§ **What to work on**:
Copy the records from the line with "data-label-ca-s2: 0.841 [288, 117, 341, 140]" up to and including the line with "y-axis-title: Conc.(mg/L) [18, 128, 38, 227]", character for character.
## start Extracted material
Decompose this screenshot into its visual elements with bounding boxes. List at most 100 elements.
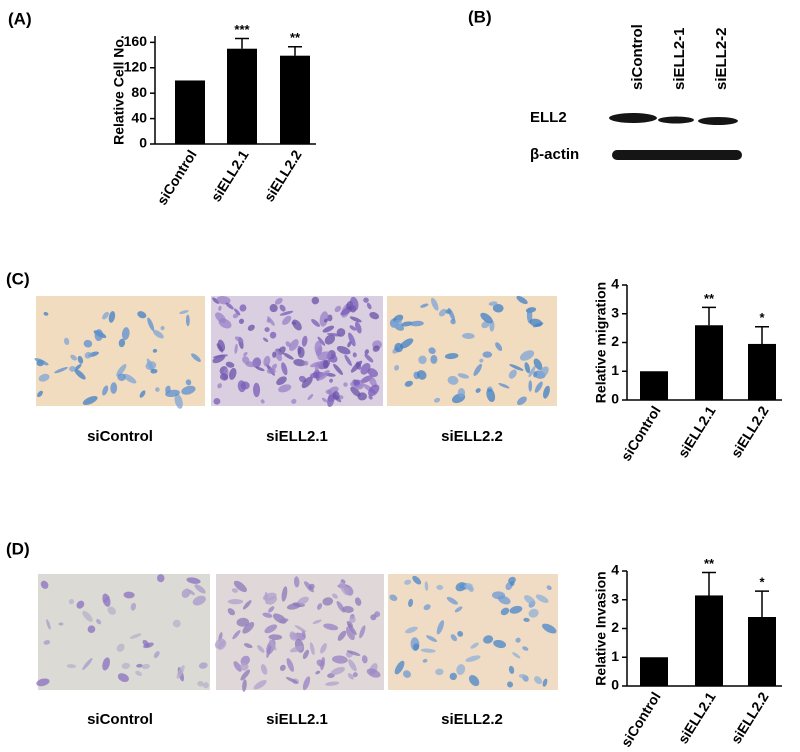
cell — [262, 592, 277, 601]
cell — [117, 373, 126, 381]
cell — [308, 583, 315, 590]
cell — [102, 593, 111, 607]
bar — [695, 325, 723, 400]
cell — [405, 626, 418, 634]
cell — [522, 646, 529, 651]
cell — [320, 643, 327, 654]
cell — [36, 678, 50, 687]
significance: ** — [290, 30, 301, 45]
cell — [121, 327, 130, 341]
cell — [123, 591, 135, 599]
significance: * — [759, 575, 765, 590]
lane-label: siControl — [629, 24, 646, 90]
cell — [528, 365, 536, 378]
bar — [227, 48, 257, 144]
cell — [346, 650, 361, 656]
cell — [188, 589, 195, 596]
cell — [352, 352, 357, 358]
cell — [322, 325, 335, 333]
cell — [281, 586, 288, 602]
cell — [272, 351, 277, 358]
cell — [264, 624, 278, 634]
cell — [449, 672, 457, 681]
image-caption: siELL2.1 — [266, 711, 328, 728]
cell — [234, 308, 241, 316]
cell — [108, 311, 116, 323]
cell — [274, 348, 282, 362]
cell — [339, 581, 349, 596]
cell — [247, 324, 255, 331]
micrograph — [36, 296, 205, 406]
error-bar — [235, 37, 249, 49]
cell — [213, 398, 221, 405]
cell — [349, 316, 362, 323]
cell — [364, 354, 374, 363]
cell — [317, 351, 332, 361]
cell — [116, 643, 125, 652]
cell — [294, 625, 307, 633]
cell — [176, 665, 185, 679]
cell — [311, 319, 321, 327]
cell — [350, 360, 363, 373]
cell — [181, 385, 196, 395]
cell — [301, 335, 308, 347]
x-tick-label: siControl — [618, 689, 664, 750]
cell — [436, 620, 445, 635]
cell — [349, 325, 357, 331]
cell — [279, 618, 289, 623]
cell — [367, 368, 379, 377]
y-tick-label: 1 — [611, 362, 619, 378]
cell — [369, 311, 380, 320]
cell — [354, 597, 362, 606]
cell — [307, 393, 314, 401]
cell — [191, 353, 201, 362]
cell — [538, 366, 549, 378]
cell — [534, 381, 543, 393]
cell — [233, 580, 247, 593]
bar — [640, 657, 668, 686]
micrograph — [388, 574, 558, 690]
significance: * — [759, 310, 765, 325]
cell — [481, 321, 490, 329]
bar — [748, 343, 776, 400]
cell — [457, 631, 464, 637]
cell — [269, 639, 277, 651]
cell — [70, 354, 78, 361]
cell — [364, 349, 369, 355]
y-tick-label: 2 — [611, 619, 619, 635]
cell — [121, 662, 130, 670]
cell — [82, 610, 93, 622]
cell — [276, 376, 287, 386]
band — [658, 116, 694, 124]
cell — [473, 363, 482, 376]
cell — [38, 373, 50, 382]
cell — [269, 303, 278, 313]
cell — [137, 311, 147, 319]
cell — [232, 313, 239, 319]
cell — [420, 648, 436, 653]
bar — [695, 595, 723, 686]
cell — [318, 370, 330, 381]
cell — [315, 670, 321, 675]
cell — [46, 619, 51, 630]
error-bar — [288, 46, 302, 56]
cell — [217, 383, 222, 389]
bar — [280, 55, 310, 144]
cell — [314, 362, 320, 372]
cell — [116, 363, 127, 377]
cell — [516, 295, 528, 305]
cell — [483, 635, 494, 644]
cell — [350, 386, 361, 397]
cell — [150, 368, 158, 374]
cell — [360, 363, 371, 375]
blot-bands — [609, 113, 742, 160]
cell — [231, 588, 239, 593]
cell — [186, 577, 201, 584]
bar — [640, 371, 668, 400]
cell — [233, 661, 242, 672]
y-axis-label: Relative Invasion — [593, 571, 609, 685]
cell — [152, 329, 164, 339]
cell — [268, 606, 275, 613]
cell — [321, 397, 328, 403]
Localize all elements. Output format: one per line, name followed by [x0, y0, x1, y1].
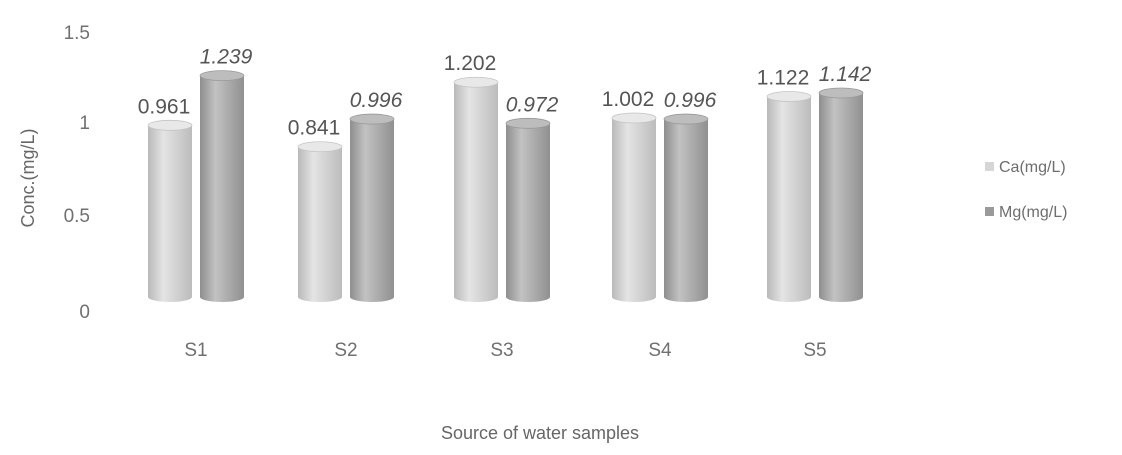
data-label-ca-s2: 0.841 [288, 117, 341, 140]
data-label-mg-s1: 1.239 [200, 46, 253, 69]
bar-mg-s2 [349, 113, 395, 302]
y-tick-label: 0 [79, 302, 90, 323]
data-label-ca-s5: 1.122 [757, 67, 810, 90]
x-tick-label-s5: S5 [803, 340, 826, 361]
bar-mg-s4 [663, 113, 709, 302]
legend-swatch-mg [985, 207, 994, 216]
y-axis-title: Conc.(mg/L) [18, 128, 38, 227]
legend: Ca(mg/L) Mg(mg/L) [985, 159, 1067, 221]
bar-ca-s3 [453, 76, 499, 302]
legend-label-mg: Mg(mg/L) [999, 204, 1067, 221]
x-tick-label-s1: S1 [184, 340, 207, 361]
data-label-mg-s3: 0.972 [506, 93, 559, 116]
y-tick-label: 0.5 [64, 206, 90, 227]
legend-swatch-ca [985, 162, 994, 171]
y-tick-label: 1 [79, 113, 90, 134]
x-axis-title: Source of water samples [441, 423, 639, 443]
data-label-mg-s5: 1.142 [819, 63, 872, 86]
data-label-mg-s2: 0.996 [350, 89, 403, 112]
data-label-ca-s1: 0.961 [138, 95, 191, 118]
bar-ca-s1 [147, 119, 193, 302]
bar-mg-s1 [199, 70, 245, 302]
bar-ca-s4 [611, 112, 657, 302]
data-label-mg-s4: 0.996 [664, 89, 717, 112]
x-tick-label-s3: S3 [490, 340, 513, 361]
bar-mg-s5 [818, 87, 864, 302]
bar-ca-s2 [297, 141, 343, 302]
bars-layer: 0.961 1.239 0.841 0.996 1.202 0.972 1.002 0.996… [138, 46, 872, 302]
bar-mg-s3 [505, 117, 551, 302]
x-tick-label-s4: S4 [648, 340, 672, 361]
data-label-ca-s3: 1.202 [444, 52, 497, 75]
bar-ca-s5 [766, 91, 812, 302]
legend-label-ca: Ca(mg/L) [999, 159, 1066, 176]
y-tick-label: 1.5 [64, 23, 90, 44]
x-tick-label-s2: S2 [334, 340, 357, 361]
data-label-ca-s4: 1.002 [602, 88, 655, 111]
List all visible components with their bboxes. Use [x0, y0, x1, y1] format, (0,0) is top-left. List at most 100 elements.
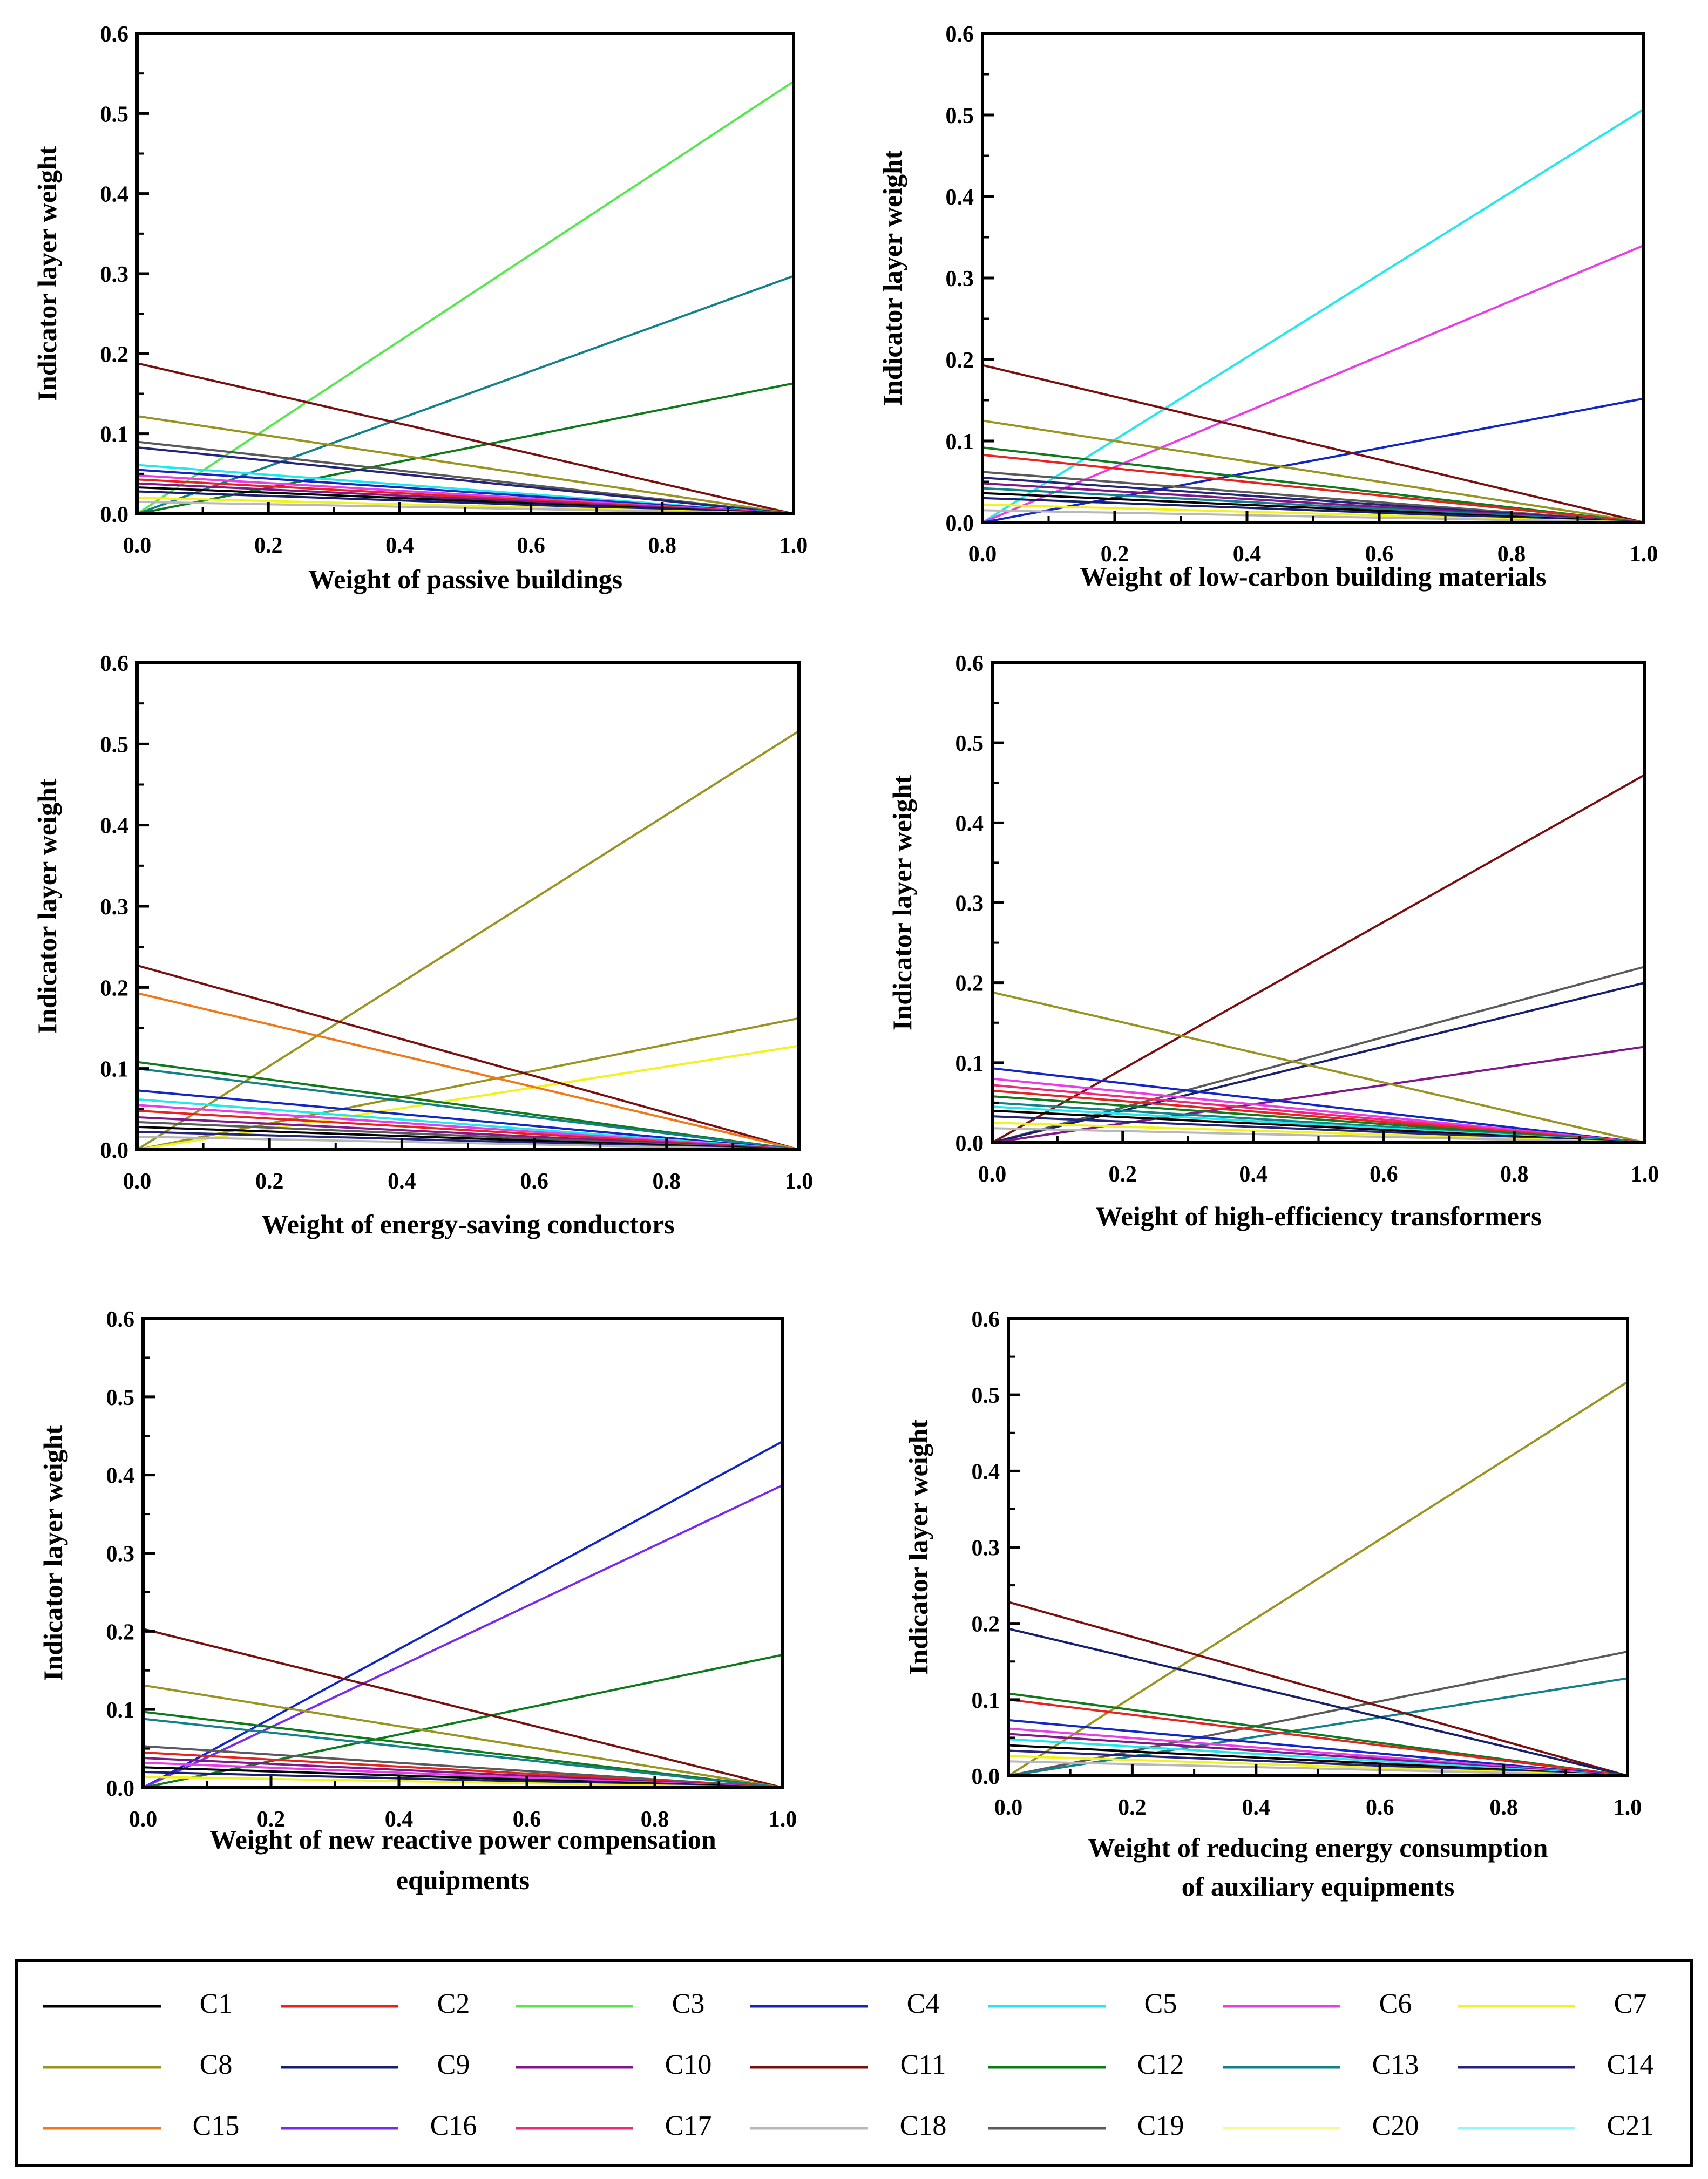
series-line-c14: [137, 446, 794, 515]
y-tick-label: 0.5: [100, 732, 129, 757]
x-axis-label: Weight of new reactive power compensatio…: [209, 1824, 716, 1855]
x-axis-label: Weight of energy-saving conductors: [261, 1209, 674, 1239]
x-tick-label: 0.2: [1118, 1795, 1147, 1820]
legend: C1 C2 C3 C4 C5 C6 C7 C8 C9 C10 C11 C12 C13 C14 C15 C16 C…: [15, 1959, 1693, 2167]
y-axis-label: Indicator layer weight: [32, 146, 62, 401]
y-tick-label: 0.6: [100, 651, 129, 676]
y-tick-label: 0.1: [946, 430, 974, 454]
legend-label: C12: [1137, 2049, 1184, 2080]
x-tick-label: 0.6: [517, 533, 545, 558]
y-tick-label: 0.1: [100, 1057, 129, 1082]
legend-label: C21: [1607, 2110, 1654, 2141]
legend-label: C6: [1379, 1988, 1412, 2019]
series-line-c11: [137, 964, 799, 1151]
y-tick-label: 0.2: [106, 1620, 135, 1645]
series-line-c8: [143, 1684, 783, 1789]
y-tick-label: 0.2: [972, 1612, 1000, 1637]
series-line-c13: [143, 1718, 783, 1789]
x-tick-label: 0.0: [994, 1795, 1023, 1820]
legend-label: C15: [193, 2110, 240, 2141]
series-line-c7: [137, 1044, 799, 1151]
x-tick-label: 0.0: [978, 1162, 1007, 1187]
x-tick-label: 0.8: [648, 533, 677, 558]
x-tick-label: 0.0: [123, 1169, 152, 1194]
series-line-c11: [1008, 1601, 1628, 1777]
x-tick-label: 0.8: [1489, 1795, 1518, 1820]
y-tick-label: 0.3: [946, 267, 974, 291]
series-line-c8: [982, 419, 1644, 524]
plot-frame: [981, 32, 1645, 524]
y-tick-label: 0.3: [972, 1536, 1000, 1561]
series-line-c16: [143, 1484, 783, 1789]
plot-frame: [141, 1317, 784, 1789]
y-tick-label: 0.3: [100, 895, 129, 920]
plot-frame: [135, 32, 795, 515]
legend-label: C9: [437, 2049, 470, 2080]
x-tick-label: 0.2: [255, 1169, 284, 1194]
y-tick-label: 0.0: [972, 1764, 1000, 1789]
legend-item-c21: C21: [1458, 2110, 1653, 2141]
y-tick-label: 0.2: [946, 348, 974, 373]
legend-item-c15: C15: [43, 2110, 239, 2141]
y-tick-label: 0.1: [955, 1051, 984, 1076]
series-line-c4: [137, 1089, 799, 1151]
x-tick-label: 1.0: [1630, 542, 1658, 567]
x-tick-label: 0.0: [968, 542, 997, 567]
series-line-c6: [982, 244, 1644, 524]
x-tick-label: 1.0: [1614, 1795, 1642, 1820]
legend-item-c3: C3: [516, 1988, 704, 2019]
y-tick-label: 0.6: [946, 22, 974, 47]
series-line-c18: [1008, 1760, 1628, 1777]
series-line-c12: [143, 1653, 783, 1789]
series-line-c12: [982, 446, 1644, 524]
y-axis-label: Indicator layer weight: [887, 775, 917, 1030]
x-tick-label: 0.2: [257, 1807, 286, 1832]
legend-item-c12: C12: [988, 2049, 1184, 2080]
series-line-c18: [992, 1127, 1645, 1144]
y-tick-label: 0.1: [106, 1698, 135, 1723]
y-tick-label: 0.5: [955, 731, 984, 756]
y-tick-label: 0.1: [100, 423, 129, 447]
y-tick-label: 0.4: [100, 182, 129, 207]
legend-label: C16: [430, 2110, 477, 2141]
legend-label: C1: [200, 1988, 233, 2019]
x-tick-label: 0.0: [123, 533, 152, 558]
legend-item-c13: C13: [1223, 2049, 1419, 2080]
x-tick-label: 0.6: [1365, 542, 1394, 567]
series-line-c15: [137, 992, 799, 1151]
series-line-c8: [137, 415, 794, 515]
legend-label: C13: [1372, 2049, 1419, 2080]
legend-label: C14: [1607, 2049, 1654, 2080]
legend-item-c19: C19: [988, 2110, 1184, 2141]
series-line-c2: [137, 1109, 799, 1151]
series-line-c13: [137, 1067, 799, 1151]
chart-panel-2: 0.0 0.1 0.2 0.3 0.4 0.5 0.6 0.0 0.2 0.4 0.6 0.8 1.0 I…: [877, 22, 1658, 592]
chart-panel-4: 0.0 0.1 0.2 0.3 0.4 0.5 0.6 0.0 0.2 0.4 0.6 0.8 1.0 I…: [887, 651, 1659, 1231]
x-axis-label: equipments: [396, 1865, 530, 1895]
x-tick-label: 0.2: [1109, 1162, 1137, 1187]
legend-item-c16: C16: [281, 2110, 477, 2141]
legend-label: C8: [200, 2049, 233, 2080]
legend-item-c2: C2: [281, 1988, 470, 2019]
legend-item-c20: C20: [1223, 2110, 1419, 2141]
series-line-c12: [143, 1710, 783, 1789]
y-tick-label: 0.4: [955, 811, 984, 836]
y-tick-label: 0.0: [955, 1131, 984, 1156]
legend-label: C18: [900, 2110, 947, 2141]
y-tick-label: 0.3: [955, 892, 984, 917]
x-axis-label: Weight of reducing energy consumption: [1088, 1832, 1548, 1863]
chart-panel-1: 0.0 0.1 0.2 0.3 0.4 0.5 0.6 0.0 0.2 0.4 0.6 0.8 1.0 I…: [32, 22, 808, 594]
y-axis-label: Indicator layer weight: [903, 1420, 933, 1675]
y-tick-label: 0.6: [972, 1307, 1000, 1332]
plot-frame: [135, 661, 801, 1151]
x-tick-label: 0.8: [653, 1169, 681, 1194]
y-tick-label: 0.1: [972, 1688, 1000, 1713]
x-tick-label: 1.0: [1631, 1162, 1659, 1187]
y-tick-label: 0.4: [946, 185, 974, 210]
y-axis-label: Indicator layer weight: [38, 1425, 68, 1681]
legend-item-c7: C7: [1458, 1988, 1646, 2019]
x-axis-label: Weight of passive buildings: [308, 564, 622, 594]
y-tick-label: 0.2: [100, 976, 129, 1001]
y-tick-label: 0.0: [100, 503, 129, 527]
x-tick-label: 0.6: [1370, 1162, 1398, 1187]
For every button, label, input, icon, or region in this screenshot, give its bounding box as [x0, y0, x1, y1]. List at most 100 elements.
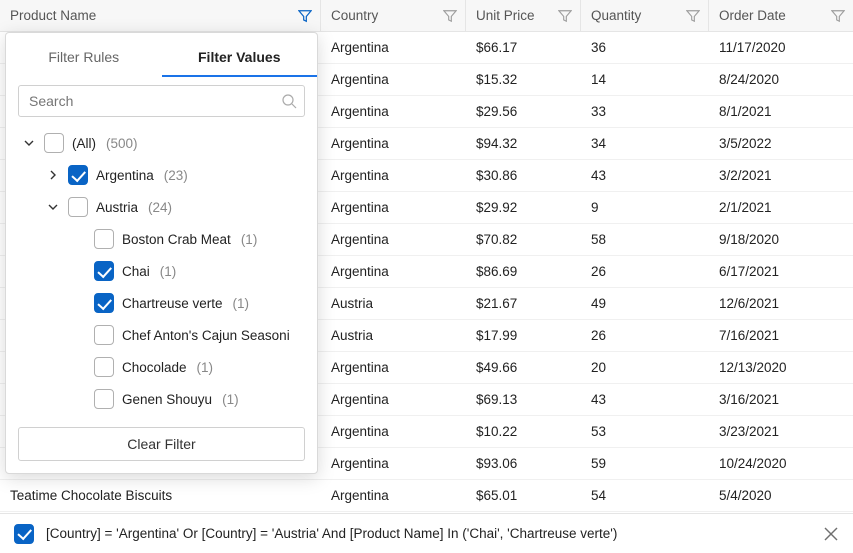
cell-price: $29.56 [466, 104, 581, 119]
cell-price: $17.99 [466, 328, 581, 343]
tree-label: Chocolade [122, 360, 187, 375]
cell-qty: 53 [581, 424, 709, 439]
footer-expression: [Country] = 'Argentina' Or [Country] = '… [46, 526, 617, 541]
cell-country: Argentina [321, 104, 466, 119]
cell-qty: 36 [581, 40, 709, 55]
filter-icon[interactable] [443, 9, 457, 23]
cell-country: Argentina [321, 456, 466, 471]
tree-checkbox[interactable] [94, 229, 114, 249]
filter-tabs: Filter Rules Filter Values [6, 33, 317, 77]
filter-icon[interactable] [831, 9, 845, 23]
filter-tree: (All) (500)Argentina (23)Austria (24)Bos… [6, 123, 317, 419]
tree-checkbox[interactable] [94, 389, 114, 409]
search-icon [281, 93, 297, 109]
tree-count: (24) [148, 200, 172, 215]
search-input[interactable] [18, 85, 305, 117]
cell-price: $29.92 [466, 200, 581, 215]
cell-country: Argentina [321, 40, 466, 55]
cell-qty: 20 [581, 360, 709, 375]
## end Extracted material
§ **Finished task**:
data-label-ca-s2: 0.841 [288, 117, 341, 140]
data-label-mg-s1: 1.239 [200, 46, 253, 69]
bar-mg-s2 [349, 113, 395, 302]
y-tick-label: 0 [79, 302, 90, 323]
data-label-ca-s5: 1.122 [757, 67, 810, 90]
x-tick-label-s5: S5 [803, 340, 826, 361]
bar-mg-s4 [663, 113, 709, 302]
legend-swatch-mg [985, 207, 994, 216]
y-axis-title: Conc.(mg/L) [18, 128, 38, 227]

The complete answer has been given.